==== Given data

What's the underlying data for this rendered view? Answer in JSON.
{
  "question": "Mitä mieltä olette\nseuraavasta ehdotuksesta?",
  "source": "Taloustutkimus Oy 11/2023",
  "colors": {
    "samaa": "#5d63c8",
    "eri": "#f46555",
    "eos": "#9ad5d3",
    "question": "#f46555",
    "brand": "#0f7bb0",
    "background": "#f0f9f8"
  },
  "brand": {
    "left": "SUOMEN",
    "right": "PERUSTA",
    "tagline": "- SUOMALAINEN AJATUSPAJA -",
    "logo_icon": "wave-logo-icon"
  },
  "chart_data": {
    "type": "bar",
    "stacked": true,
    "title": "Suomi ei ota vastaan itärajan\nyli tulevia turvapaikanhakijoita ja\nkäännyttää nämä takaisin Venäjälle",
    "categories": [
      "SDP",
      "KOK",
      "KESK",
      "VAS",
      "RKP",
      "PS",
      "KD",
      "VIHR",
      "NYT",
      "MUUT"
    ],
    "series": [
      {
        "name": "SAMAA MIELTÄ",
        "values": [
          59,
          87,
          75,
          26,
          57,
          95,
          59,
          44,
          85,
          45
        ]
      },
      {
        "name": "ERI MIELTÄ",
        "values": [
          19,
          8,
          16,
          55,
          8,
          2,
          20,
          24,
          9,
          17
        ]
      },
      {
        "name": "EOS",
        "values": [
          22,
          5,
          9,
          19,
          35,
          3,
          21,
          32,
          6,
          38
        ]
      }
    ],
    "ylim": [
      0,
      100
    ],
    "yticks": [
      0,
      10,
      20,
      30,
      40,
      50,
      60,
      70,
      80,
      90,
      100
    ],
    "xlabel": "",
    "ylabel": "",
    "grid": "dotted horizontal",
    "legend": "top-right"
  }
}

========

Count how many lines contain "question" and give only that count.

2